▶ Instructions for the task
Provide the data again in its entirety, exactly as given.

▶ Record list
begin

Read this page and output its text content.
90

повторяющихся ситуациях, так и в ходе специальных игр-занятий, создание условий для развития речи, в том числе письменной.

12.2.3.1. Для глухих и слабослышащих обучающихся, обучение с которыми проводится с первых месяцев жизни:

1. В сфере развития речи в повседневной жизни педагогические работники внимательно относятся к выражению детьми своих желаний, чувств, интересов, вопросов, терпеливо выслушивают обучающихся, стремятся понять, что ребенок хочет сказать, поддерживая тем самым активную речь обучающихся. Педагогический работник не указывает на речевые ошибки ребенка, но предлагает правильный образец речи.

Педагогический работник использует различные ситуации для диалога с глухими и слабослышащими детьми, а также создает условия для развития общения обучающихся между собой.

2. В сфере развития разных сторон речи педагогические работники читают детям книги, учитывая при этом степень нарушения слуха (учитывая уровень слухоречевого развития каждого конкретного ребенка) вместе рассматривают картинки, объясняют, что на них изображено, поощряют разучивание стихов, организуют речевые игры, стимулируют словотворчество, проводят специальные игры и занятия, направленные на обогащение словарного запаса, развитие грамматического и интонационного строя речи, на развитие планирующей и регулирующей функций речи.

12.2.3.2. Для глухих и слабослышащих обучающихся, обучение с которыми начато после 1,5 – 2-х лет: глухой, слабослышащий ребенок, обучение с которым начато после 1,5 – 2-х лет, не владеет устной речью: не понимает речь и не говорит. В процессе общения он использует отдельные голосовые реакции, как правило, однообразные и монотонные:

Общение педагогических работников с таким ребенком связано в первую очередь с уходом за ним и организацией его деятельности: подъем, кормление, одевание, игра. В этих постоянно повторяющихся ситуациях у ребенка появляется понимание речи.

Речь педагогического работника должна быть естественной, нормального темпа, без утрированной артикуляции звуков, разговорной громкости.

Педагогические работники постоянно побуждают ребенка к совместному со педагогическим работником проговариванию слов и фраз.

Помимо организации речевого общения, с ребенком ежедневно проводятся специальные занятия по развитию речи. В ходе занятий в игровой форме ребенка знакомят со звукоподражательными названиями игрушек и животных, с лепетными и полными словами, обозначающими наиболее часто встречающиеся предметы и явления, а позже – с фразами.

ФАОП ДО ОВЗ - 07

end

▶ Exercise answer
Read this page and output its text content.
90

повторяющихся ситуациях, так и в ходе специальных игр-занятий, создание условий для развития речи, в том числе письменной.

12.2.3.1. Для глухих и слабослышащих обучающихся, обучение с которыми проводится с первых месяцев жизни:

1. В сфере развития речи в повседневной жизни педагогические работники внимательно относятся к выражению детьми своих желаний, чувств, интересов, вопросов, терпеливо выслушивают обучающихся, стремятся понять, что ребенок хочет сказать, поддерживая тем самым активную речь обучающихся. Педагогический работник не указывает на речевые ошибки ребенка, но предлагает правильный образец речи.

Педагогический работник использует различные ситуации для диалога с глухими и слабослышащими детьми, а также создает условия для развития общения обучающихся между собой.

2. В сфере развития разных сторон речи педагогические работники читают детям книги, учитывая при этом степень нарушения слуха (учитывая уровень слухоречевого развития каждого конкретного ребенка) вместе рассматривают картинки, объясняют, что на них изображено, поощряют разучивание стихов, организуют речевые игры, стимулируют словотворчество, проводят специальные игры и занятия, направленные на обогащение словарного запаса, развитие грамматического и интонационного строя речи, на развитие планирующей и регулирующей функций речи.

12.2.3.2. Для глухих и слабослышащих обучающихся, обучение с которыми начато после 1,5 – 2-х лет: глухой, слабослышащий ребенок, обучение с которым начато после 1,5 – 2-х лет, не владеет устной речью: не понимает речь и не говорит. В процессе общения он использует отдельные голосовые реакции, как правило, однообразные и монотонные:

Общение педагогических работников с таким ребенком связано в первую очередь с уходом за ним и организацией его деятельности: подъем, кормление, одевание, игра. В этих постоянно повторяющихся ситуациях у ребенка появляется понимание речи.

Речь педагогического работника должна быть естественной, нормального темпа, без утрированной артикуляции звуков, разговорной громкости.

Педагогические работники постоянно побуждают ребенка к совместному со педагогическим работником проговариванию слов и фраз.

Помимо организации речевого общения, с ребенком ежедневно проводятся специальные занятия по развитию речи. В ходе занятий в игровой форме ребенка знакомят со звукоподражательными названиями игрушек и животных, с лепетными и полными словами, обозначающими наиболее часто встречающиеся предметы и явления, а позже – с фразами.

ФАОП ДО ОВЗ - 07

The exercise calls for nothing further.